> [Aim of the exercise]: Exactly as written, please set down all of the entries again, with no pictures.

> [Extracted material]:
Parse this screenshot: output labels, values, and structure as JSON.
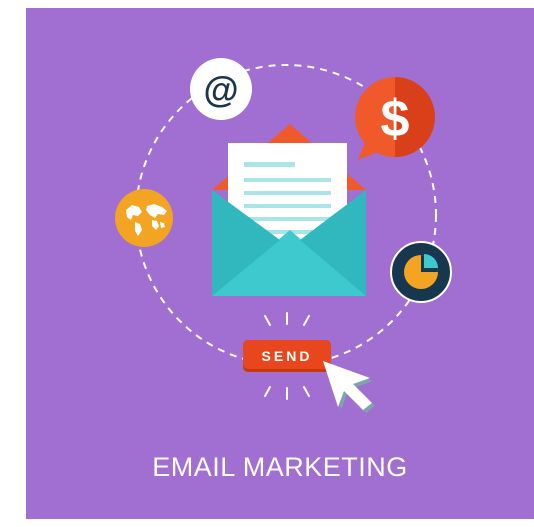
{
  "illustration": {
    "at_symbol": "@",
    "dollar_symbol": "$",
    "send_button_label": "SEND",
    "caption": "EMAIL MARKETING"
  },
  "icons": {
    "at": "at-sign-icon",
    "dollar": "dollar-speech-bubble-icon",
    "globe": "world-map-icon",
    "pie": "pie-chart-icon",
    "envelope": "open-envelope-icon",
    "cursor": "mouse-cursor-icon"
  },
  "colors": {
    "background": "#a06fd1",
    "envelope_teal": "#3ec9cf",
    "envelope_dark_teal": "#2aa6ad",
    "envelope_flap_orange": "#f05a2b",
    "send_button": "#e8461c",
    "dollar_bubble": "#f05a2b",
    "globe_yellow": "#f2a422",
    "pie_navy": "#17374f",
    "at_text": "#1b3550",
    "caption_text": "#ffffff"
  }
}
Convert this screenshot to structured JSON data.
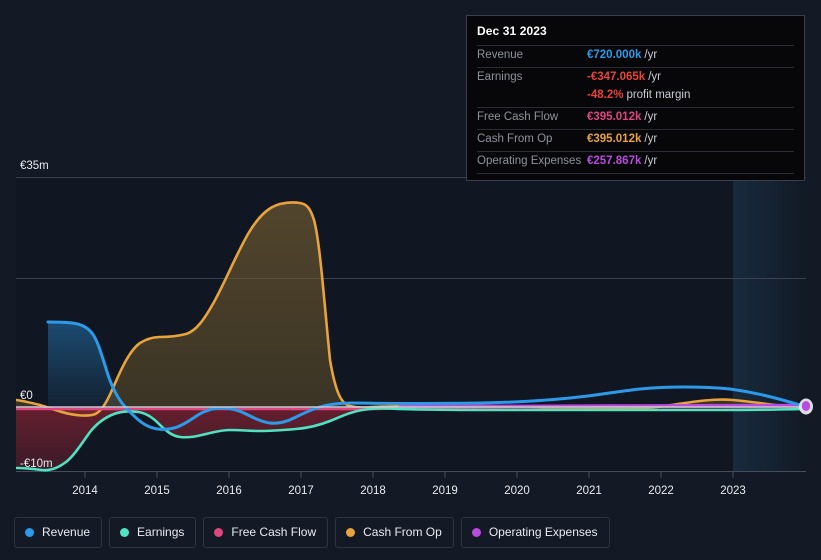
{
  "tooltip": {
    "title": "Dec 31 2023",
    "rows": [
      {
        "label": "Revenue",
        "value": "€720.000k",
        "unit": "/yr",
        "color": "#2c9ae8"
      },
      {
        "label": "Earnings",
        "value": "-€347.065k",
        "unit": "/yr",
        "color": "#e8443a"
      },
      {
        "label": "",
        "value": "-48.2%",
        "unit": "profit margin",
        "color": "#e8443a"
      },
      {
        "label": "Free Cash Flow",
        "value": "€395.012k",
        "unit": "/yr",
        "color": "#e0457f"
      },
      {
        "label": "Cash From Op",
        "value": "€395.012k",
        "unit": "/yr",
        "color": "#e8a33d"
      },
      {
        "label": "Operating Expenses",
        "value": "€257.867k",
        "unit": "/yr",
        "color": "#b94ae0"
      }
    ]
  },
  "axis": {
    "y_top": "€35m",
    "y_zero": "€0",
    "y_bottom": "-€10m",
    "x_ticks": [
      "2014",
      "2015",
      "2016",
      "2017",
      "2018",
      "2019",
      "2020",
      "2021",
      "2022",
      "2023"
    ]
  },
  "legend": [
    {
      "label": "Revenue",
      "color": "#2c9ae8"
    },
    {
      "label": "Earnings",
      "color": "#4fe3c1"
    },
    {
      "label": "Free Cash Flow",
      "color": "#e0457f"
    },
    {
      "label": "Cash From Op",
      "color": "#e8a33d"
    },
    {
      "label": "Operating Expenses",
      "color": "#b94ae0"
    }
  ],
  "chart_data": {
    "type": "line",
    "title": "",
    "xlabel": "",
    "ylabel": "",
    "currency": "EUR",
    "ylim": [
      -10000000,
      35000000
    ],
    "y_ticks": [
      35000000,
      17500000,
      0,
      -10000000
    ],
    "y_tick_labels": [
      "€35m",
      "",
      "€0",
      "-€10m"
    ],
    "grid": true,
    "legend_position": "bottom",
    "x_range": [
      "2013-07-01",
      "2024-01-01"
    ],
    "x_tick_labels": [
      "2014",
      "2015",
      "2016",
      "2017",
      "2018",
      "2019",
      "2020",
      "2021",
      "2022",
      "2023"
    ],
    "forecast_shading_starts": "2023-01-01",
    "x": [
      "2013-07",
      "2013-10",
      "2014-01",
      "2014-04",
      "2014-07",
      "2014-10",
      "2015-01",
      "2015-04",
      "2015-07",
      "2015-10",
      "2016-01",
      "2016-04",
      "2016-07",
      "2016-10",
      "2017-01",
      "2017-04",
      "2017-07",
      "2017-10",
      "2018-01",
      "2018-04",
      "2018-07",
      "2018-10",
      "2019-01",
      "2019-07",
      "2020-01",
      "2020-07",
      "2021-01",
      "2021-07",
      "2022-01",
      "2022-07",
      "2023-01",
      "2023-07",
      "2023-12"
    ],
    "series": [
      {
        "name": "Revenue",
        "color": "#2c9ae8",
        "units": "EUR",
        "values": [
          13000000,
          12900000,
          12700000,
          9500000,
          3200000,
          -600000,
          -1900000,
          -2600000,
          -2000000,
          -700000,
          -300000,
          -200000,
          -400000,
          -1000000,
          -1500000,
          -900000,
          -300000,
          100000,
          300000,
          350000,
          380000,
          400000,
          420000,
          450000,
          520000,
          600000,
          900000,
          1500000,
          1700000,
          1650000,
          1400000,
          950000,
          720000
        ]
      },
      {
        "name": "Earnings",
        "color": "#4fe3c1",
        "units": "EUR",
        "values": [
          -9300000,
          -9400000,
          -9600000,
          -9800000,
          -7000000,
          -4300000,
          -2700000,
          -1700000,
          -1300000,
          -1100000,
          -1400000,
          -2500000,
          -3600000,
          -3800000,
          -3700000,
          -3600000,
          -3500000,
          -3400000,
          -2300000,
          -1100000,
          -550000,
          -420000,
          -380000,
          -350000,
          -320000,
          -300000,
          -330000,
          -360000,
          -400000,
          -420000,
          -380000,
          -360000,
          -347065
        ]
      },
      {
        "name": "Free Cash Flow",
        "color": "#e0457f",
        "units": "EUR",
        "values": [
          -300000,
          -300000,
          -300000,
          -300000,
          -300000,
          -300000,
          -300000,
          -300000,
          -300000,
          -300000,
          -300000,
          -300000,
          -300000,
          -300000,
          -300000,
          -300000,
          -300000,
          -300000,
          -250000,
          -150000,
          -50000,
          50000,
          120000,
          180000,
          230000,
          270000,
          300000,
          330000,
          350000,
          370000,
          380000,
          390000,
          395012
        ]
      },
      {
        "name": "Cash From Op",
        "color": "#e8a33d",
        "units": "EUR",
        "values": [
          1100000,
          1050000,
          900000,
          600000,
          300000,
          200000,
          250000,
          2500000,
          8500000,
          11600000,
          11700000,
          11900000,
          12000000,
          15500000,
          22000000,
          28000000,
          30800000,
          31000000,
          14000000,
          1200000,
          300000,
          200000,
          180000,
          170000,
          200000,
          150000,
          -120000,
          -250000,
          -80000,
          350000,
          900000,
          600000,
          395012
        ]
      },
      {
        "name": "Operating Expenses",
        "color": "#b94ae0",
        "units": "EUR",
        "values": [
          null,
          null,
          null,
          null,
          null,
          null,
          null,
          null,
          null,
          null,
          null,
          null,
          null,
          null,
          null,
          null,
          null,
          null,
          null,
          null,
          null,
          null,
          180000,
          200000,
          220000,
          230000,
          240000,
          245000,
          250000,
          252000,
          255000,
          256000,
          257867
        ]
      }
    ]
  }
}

> [Response to this exercise]:
Parse this screenshot: output labels, values, and structure as JSON.
{
  "illustration": {
    "at_symbol": "@",
    "dollar_symbol": "$",
    "send_button_label": "SEND",
    "caption": "EMAIL MARKETING"
  },
  "icons": {
    "at": "at-sign-icon",
    "dollar": "dollar-speech-bubble-icon",
    "globe": "world-map-icon",
    "pie": "pie-chart-icon",
    "envelope": "open-envelope-icon",
    "cursor": "mouse-cursor-icon"
  },
  "colors": {
    "background": "#a06fd1",
    "envelope_teal": "#3ec9cf",
    "envelope_dark_teal": "#2aa6ad",
    "envelope_flap_orange": "#f05a2b",
    "send_button": "#e8461c",
    "dollar_bubble": "#f05a2b",
    "globe_yellow": "#f2a422",
    "pie_navy": "#17374f",
    "at_text": "#1b3550",
    "caption_text": "#ffffff"
  }
}
Convert this screenshot to structured JSON data.
{
  "tooltip": {
    "title": "Dec 31 2023",
    "rows": [
      {
        "label": "Revenue",
        "value": "€720.000k",
        "unit": "/yr",
        "color": "#2c9ae8"
      },
      {
        "label": "Earnings",
        "value": "-€347.065k",
        "unit": "/yr",
        "color": "#e8443a"
      },
      {
        "label": "",
        "value": "-48.2%",
        "unit": "profit margin",
        "color": "#e8443a"
      },
      {
        "label": "Free Cash Flow",
        "value": "€395.012k",
        "unit": "/yr",
        "color": "#e0457f"
      },
      {
        "label": "Cash From Op",
        "value": "€395.012k",
        "unit": "/yr",
        "color": "#e8a33d"
      },
      {
        "label": "Operating Expenses",
        "value": "€257.867k",
        "unit": "/yr",
        "color": "#b94ae0"
      }
    ]
  },
  "axis": {
    "y_top": "€35m",
    "y_zero": "€0",
    "y_bottom": "-€10m",
    "x_ticks": [
      "2014",
      "2015",
      "2016",
      "2017",
      "2018",
      "2019",
      "2020",
      "2021",
      "2022",
      "2023"
    ]
  },
  "legend": [
    {
      "label": "Revenue",
      "color": "#2c9ae8"
    },
    {
      "label": "Earnings",
      "color": "#4fe3c1"
    },
    {
      "label": "Free Cash Flow",
      "color": "#e0457f"
    },
    {
      "label": "Cash From Op",
      "color": "#e8a33d"
    },
    {
      "label": "Operating Expenses",
      "color": "#b94ae0"
    }
  ],
  "chart_data": {
    "type": "line",
    "title": "",
    "xlabel": "",
    "ylabel": "",
    "currency": "EUR",
    "ylim": [
      -10000000,
      35000000
    ],
    "y_ticks": [
      35000000,
      17500000,
      0,
      -10000000
    ],
    "y_tick_labels": [
      "€35m",
      "",
      "€0",
      "-€10m"
    ],
    "grid": true,
    "legend_position": "bottom",
    "x_range": [
      "2013-07-01",
      "2024-01-01"
    ],
    "x_tick_labels": [
      "2014",
      "2015",
      "2016",
      "2017",
      "2018",
      "2019",
      "2020",
      "2021",
      "2022",
      "2023"
    ],
    "forecast_shading_starts": "2023-01-01",
    "x": [
      "2013-07",
      "2013-10",
      "2014-01",
      "2014-04",
      "2014-07",
      "2014-10",
      "2015-01",
      "2015-04",
      "2015-07",
      "2015-10",
      "2016-01",
      "2016-04",
      "2016-07",
      "2016-10",
      "2017-01",
      "2017-04",
      "2017-07",
      "2017-10",
      "2018-01",
      "2018-04",
      "2018-07",
      "2018-10",
      "2019-01",
      "2019-07",
      "2020-01",
      "2020-07",
      "2021-01",
      "2021-07",
      "2022-01",
      "2022-07",
      "2023-01",
      "2023-07",
      "2023-12"
    ],
    "series": [
      {
        "name": "Revenue",
        "color": "#2c9ae8",
        "units": "EUR",
        "values": [
          13000000,
          12900000,
          12700000,
          9500000,
          3200000,
          -600000,
          -1900000,
          -2600000,
          -2000000,
          -700000,
          -300000,
          -200000,
          -400000,
          -1000000,
          -1500000,
          -900000,
          -300000,
          100000,
          300000,
          350000,
          380000,
          400000,
          420000,
          450000,
          520000,
          600000,
          900000,
          1500000,
          1700000,
          1650000,
          1400000,
          950000,
          720000
        ]
      },
      {
        "name": "Earnings",
        "color": "#4fe3c1",
        "units": "EUR",
        "values": [
          -9300000,
          -9400000,
          -9600000,
          -9800000,
          -7000000,
          -4300000,
          -2700000,
          -1700000,
          -1300000,
          -1100000,
          -1400000,
          -2500000,
          -3600000,
          -3800000,
          -3700000,
          -3600000,
          -3500000,
          -3400000,
          -2300000,
          -1100000,
          -550000,
          -420000,
          -380000,
          -350000,
          -320000,
          -300000,
          -330000,
          -360000,
          -400000,
          -420000,
          -380000,
          -360000,
          -347065
        ]
      },
      {
        "name": "Free Cash Flow",
        "color": "#e0457f",
        "units": "EUR",
        "values": [
          -300000,
          -300000,
          -300000,
          -300000,
          -300000,
          -300000,
          -300000,
          -300000,
          -300000,
          -300000,
          -300000,
          -300000,
          -300000,
          -300000,
          -300000,
          -300000,
          -300000,
          -300000,
          -250000,
          -150000,
          -50000,
          50000,
          120000,
          180000,
          230000,
          270000,
          300000,
          330000,
          350000,
          370000,
          380000,
          390000,
          395012
        ]
      },
      {
        "name": "Cash From Op",
        "color": "#e8a33d",
        "units": "EUR",
        "values": [
          1100000,
          1050000,
          900000,
          600000,
          300000,
          200000,
          250000,
          2500000,
          8500000,
          11600000,
          11700000,
          11900000,
          12000000,
          15500000,
          22000000,
          28000000,
          30800000,
          31000000,
          14000000,
          1200000,
          300000,
          200000,
          180000,
          170000,
          200000,
          150000,
          -120000,
          -250000,
          -80000,
          350000,
          900000,
          600000,
          395012
        ]
      },
      {
        "name": "Operating Expenses",
        "color": "#b94ae0",
        "units": "EUR",
        "values": [
          null,
          null,
          null,
          null,
          null,
          null,
          null,
          null,
          null,
          null,
          null,
          null,
          null,
          null,
          null,
          null,
          null,
          null,
          null,
          null,
          null,
          null,
          180000,
          200000,
          220000,
          230000,
          240000,
          245000,
          250000,
          252000,
          255000,
          256000,
          257867
        ]
      }
    ]
  }
}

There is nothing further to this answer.